● **RECORDS**:
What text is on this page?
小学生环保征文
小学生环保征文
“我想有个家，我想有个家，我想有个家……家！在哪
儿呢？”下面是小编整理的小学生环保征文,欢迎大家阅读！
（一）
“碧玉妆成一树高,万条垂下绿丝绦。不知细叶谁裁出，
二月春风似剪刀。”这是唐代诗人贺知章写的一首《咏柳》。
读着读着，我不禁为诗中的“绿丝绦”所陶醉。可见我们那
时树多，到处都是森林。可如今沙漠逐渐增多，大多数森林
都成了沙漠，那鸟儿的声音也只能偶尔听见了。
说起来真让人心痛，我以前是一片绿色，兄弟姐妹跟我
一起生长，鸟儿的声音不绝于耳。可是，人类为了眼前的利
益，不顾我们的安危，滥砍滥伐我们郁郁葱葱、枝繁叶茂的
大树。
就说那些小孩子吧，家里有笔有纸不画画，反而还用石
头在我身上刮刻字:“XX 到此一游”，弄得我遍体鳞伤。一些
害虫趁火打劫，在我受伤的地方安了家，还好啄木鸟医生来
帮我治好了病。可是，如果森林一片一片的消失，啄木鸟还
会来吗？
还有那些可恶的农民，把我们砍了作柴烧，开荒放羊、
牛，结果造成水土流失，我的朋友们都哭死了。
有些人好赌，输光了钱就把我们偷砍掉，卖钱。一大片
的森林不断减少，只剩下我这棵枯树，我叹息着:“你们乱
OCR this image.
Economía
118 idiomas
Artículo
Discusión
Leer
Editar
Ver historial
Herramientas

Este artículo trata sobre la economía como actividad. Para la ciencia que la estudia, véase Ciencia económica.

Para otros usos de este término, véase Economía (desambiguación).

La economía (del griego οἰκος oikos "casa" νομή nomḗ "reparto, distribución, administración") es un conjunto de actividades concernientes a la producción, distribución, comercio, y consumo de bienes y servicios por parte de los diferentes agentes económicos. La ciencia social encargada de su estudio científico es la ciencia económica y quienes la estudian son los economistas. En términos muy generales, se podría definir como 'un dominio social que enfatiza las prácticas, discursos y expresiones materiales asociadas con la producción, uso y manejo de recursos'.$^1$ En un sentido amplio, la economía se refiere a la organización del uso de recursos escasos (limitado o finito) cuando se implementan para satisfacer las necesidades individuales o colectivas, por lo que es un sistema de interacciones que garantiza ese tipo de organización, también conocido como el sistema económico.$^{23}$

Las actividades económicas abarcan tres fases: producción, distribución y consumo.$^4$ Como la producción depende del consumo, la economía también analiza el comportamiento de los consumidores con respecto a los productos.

● **WHAT IS BEING ASKED**: Repeat the data precisely, line by line.

● **RIGHT ANSWER**:
What text is on this page?
小学生环保征文
小学生环保征文
“我想有个家，我想有个家，我想有个家……家！在哪
儿呢？”下面是小编整理的小学生环保征文,欢迎大家阅读！
（一）
“碧玉妆成一树高,万条垂下绿丝绦。不知细叶谁裁出，
二月春风似剪刀。”这是唐代诗人贺知章写的一首《咏柳》。
读着读着，我不禁为诗中的“绿丝绦”所陶醉。可见我们那
时树多，到处都是森林。可如今沙漠逐渐增多，大多数森林
都成了沙漠，那鸟儿的声音也只能偶尔听见了。
说起来真让人心痛，我以前是一片绿色，兄弟姐妹跟我
一起生长，鸟儿的声音不绝于耳。可是，人类为了眼前的利
益，不顾我们的安危，滥砍滥伐我们郁郁葱葱、枝繁叶茂的
大树。
就说那些小孩子吧，家里有笔有纸不画画，反而还用石
头在我身上刮刻字:“XX 到此一游”，弄得我遍体鳞伤。一些
害虫趁火打劫，在我受伤的地方安了家，还好啄木鸟医生来
帮我治好了病。可是，如果森林一片一片的消失，啄木鸟还
会来吗？
还有那些可恶的农民，把我们砍了作柴烧，开荒放羊、
牛，结果造成水土流失，我的朋友们都哭死了。
有些人好赌，输光了钱就把我们偷砍掉，卖钱。一大片
的森林不断减少，只剩下我这棵枯树，我叹息着:“你们乱
OCR this image.
Economía
118 idiomas
Artículo
Discusión
Leer
Editar
Ver historial
Herramientas

Este artículo trata sobre la economía como actividad. Para la ciencia que la estudia, véase Ciencia económica.

Para otros usos de este término, véase Economía (desambiguación).

La economía (del griego οἰκος oikos "casa" νομή nomḗ "reparto, distribución, administración") es un conjunto de actividades concernientes a la producción, distribución, comercio, y consumo de bienes y servicios por parte de los diferentes agentes económicos. La ciencia social encargada de su estudio científico es la ciencia económica y quienes la estudian son los economistas. En términos muy generales, se podría definir como 'un dominio social que enfatiza las prácticas, discursos y expresiones materiales asociadas con la producción, uso y manejo de recursos'.$^1$ En un sentido amplio, la economía se refiere a la organización del uso de recursos escasos (limitado o finito) cuando se implementan para satisfacer las necesidades individuales o colectivas, por lo que es un sistema de interacciones que garantiza ese tipo de organización, también conocido como el sistema económico.$^{23}$

Las actividades económicas abarcan tres fases: producción, distribución y consumo.$^4$ Como la producción depende del consumo, la economía también analiza el comportamiento de los consumidores con respecto a los productos.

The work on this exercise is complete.